▸ **Record extracts**:
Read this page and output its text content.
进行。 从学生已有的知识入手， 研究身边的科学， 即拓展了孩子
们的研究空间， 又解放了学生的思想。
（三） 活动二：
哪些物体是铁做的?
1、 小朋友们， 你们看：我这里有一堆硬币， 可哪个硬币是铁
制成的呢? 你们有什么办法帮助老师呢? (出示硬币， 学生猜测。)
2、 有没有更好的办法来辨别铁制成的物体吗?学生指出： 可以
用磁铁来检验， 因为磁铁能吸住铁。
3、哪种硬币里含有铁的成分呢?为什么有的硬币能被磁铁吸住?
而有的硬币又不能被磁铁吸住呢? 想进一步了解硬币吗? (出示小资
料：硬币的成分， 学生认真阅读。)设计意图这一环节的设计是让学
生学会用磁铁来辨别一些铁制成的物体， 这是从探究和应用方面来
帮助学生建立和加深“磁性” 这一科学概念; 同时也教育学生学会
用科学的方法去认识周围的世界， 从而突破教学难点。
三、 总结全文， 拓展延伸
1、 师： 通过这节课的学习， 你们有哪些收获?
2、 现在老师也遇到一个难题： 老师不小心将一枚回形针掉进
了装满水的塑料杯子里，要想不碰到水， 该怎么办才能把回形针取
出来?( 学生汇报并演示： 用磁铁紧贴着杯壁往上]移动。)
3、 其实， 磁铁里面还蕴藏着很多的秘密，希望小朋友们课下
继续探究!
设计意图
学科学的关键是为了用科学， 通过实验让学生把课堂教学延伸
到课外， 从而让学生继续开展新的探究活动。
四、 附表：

▸ **Directions for this task**:
Go through the entries and repeat each one exactly.

▸ **Output of the exercise**:
Read this page and output its text content.
进行。 从学生已有的知识入手， 研究身边的科学， 即拓展了孩子
们的研究空间， 又解放了学生的思想。
（三） 活动二：
哪些物体是铁做的?
1、 小朋友们， 你们看：我这里有一堆硬币， 可哪个硬币是铁
制成的呢? 你们有什么办法帮助老师呢? (出示硬币， 学生猜测。)
2、 有没有更好的办法来辨别铁制成的物体吗?学生指出： 可以
用磁铁来检验， 因为磁铁能吸住铁。
3、哪种硬币里含有铁的成分呢?为什么有的硬币能被磁铁吸住?
而有的硬币又不能被磁铁吸住呢? 想进一步了解硬币吗? (出示小资
料：硬币的成分， 学生认真阅读。)设计意图这一环节的设计是让学
生学会用磁铁来辨别一些铁制成的物体， 这是从探究和应用方面来
帮助学生建立和加深“磁性” 这一科学概念; 同时也教育学生学会
用科学的方法去认识周围的世界， 从而突破教学难点。
三、 总结全文， 拓展延伸
1、 师： 通过这节课的学习， 你们有哪些收获?
2、 现在老师也遇到一个难题： 老师不小心将一枚回形针掉进
了装满水的塑料杯子里，要想不碰到水， 该怎么办才能把回形针取
出来?( 学生汇报并演示： 用磁铁紧贴着杯壁往上]移动。)
3、 其实， 磁铁里面还蕴藏着很多的秘密，希望小朋友们课下
继续探究!
设计意图
学科学的关键是为了用科学， 通过实验让学生把课堂教学延伸
到课外， 从而让学生继续开展新的探究活动。
四、 附表：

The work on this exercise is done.